▶ TASK DIRECTIONS
Within the records that follow, find every line containing the string "Read". Copy those lines.

Entries from a visual dataset:
-----
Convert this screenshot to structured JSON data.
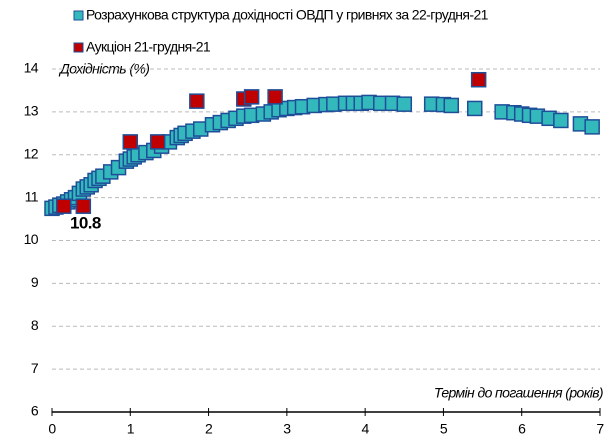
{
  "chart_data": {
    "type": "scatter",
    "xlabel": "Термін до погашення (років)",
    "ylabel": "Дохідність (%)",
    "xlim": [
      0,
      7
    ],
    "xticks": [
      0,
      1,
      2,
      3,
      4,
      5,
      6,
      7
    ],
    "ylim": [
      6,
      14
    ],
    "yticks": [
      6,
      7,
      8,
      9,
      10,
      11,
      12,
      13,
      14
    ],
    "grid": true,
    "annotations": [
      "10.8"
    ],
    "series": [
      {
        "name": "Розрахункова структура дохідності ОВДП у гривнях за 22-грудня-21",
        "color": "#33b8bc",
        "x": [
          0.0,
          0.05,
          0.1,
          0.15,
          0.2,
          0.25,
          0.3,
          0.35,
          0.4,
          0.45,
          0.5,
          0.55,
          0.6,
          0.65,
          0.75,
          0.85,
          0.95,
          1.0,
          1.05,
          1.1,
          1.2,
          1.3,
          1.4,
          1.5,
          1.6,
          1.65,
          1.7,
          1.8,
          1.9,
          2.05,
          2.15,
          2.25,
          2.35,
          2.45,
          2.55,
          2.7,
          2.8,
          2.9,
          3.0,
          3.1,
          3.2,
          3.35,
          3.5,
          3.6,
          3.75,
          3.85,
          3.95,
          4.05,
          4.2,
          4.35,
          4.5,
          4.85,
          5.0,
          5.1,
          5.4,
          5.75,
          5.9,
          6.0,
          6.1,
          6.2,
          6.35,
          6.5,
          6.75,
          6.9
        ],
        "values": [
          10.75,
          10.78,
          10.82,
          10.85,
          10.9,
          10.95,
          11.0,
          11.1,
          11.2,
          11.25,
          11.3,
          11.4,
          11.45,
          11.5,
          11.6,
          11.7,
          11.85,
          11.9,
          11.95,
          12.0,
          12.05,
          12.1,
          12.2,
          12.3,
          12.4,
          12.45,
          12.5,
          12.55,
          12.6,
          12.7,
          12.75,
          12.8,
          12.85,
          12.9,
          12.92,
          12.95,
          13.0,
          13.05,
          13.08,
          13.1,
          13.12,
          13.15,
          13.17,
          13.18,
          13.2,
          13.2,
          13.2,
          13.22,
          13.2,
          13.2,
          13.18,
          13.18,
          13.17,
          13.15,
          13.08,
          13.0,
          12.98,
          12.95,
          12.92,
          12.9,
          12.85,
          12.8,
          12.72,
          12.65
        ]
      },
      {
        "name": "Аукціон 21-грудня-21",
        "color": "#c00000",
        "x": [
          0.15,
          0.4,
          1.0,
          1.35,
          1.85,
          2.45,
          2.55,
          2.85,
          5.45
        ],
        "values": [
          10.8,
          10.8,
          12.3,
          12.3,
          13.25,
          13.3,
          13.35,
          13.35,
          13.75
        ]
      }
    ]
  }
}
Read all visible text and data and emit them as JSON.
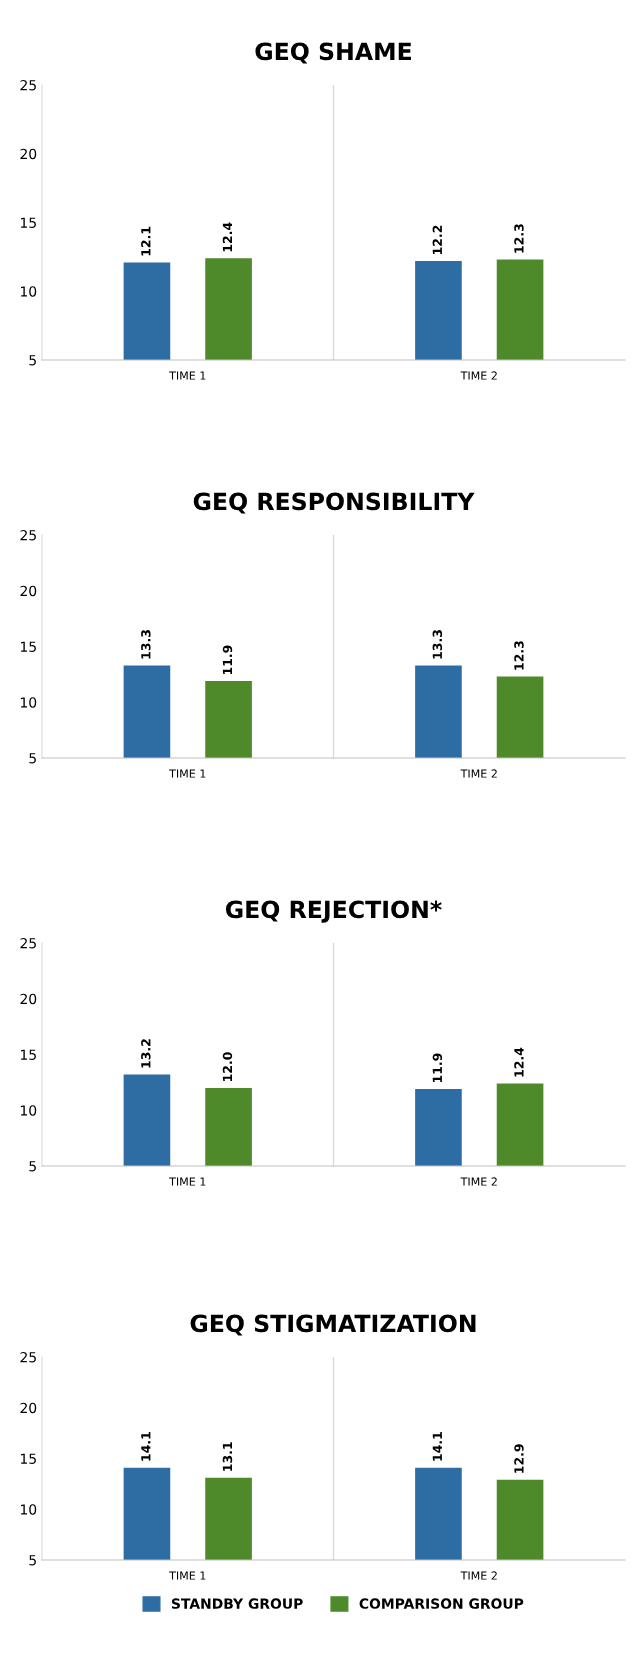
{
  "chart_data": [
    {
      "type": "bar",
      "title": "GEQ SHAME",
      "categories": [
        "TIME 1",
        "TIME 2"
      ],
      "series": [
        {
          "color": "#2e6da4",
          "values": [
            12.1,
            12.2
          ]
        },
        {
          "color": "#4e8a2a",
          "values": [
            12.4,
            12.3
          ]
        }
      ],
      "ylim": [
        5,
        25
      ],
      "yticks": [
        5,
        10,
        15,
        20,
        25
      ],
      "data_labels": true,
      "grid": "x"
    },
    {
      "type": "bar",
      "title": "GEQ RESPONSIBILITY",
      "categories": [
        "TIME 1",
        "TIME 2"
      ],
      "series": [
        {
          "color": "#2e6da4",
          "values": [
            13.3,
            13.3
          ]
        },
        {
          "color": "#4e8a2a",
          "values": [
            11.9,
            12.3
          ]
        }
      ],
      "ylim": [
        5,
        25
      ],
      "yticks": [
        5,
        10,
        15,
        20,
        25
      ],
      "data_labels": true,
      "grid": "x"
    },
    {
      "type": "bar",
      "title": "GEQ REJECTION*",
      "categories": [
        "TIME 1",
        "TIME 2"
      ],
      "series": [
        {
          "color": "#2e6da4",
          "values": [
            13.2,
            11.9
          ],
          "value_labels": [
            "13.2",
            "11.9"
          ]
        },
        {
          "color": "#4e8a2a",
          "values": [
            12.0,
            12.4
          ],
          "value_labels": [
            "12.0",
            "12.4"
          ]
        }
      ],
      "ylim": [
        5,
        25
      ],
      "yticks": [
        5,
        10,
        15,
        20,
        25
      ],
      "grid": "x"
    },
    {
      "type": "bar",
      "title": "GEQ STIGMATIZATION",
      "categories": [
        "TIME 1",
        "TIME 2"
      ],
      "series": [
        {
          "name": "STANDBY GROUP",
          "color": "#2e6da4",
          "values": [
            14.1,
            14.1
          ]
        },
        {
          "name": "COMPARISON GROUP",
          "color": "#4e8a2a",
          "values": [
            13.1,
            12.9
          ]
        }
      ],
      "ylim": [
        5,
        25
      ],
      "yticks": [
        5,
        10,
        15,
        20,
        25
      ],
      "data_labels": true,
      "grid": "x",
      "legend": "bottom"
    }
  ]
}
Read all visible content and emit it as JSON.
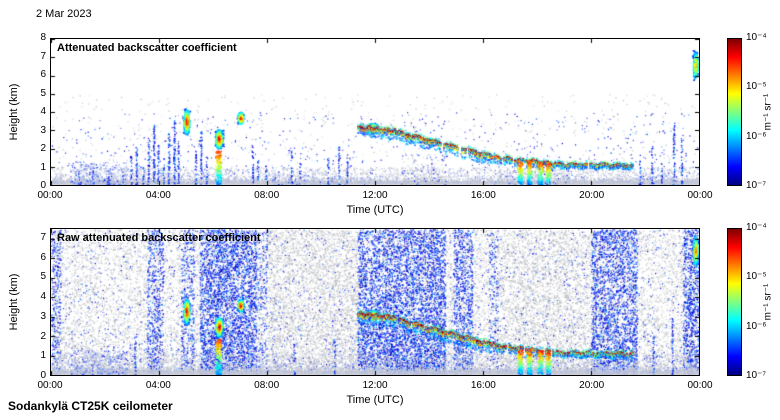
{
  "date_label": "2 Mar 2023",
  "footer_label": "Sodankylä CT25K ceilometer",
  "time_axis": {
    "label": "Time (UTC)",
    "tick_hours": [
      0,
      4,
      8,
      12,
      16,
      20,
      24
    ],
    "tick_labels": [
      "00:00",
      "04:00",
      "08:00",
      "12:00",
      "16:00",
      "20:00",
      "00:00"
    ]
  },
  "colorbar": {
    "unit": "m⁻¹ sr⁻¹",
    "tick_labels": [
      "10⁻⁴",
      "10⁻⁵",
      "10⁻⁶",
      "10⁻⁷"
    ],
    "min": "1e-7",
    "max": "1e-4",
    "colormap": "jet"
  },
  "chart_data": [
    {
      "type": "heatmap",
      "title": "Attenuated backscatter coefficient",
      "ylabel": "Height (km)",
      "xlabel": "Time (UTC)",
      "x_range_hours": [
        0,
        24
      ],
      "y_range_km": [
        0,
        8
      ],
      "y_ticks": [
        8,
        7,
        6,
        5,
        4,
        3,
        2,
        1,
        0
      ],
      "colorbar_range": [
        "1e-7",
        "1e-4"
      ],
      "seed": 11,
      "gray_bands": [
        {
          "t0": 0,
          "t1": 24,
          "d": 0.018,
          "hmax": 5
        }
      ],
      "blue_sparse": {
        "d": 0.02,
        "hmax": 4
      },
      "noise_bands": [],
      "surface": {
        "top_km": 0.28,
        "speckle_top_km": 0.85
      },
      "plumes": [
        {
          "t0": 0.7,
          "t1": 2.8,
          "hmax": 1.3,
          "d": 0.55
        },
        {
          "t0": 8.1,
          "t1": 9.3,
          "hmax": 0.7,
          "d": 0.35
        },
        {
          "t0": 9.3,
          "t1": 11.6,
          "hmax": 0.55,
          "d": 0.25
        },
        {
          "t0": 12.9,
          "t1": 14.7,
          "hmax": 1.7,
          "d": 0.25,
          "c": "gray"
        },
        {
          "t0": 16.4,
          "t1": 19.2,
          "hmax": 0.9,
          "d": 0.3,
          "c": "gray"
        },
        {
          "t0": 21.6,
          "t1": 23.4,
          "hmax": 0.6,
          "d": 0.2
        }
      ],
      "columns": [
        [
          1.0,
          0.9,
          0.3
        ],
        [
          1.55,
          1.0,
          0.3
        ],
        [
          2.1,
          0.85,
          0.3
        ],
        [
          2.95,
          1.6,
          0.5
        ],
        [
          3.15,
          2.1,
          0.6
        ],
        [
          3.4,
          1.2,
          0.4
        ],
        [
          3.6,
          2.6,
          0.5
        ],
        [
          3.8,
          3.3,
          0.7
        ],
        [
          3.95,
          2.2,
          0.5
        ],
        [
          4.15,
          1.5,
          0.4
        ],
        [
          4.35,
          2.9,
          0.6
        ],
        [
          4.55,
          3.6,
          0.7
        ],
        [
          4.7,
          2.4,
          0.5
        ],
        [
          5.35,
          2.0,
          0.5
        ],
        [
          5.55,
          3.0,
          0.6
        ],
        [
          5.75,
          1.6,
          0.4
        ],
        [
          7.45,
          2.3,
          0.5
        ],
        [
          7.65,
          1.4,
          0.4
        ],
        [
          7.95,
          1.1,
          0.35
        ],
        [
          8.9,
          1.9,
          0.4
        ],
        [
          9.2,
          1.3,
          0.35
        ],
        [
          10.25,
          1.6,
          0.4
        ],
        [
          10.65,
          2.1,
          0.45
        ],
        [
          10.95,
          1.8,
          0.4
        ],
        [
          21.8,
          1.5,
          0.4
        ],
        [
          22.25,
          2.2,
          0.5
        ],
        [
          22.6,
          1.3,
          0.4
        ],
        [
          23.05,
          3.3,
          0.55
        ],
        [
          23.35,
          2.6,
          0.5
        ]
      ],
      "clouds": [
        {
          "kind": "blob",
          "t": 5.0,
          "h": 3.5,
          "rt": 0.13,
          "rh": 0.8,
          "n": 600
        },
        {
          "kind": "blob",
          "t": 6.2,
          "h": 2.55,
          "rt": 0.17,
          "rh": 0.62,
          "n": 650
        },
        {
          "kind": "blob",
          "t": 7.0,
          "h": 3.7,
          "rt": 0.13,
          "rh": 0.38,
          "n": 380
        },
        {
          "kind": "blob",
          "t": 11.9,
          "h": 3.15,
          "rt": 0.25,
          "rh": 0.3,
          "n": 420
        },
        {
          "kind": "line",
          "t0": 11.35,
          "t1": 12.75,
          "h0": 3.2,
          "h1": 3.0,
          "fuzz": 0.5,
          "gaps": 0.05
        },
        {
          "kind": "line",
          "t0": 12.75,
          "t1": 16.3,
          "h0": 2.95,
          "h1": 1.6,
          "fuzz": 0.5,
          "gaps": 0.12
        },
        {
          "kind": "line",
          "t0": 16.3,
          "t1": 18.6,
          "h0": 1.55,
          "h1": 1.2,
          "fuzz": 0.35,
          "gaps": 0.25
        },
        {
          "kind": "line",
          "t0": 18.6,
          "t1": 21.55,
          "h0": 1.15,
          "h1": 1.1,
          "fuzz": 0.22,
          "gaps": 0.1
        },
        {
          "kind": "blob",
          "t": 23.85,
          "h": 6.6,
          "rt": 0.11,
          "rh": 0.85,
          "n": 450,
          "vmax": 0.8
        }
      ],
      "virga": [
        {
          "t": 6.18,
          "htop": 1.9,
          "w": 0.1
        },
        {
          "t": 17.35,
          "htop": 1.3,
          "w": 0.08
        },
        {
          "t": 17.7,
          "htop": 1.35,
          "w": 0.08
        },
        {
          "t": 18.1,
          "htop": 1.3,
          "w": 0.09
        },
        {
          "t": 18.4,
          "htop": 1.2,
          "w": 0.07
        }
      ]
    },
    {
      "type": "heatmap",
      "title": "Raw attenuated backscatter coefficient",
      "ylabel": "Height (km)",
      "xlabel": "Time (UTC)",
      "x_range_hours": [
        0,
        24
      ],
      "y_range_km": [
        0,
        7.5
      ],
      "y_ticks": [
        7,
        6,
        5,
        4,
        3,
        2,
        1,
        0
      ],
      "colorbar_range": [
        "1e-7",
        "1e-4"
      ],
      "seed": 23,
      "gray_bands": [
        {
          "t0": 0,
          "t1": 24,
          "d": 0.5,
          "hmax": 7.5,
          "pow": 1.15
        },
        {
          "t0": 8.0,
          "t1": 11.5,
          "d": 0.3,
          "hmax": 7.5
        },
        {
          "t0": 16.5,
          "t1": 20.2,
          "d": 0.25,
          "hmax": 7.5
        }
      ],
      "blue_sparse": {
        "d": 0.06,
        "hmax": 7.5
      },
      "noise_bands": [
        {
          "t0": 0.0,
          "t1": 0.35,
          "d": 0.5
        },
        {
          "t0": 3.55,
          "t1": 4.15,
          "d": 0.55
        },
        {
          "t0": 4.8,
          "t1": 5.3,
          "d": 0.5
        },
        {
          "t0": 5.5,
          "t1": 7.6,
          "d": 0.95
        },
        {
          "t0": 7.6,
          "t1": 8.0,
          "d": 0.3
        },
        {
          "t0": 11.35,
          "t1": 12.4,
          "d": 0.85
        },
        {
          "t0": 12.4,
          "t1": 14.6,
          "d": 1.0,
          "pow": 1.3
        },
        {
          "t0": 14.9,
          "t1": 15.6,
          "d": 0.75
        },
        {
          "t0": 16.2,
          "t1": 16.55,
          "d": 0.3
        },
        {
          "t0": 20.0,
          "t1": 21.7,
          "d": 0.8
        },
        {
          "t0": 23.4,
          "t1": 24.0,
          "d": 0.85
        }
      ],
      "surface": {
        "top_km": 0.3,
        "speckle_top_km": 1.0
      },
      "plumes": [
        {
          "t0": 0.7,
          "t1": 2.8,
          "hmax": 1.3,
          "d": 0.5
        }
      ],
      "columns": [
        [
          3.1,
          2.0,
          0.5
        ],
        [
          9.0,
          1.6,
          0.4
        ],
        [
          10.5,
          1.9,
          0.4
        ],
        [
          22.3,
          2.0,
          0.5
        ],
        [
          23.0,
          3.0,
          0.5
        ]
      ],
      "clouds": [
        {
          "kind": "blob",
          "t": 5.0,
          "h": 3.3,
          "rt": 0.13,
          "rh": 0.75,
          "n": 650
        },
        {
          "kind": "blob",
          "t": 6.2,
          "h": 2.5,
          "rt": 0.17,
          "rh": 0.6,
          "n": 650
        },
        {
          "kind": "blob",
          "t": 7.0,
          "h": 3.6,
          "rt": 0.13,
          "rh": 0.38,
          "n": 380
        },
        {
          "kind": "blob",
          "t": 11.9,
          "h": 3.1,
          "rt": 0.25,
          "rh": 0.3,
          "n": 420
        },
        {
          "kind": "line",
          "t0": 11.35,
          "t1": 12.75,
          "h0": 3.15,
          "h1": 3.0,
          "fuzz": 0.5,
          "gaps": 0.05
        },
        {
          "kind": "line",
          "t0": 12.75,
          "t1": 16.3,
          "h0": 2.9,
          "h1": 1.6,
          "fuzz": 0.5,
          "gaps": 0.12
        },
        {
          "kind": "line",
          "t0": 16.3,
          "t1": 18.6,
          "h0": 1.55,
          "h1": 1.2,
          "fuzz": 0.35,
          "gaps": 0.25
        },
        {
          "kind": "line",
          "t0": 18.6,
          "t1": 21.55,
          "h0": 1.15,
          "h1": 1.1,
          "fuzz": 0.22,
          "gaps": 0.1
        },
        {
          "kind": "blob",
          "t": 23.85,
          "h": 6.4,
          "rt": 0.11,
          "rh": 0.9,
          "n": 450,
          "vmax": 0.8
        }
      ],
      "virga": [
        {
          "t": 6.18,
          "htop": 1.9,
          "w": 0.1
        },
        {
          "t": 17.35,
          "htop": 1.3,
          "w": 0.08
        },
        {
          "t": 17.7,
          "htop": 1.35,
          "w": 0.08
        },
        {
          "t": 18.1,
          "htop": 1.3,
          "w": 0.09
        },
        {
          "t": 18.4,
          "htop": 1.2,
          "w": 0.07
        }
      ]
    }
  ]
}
-----
▶ SOLUTION
Read all visible text and data and emit them as JSON.
Read all visible content and emit it as JSON.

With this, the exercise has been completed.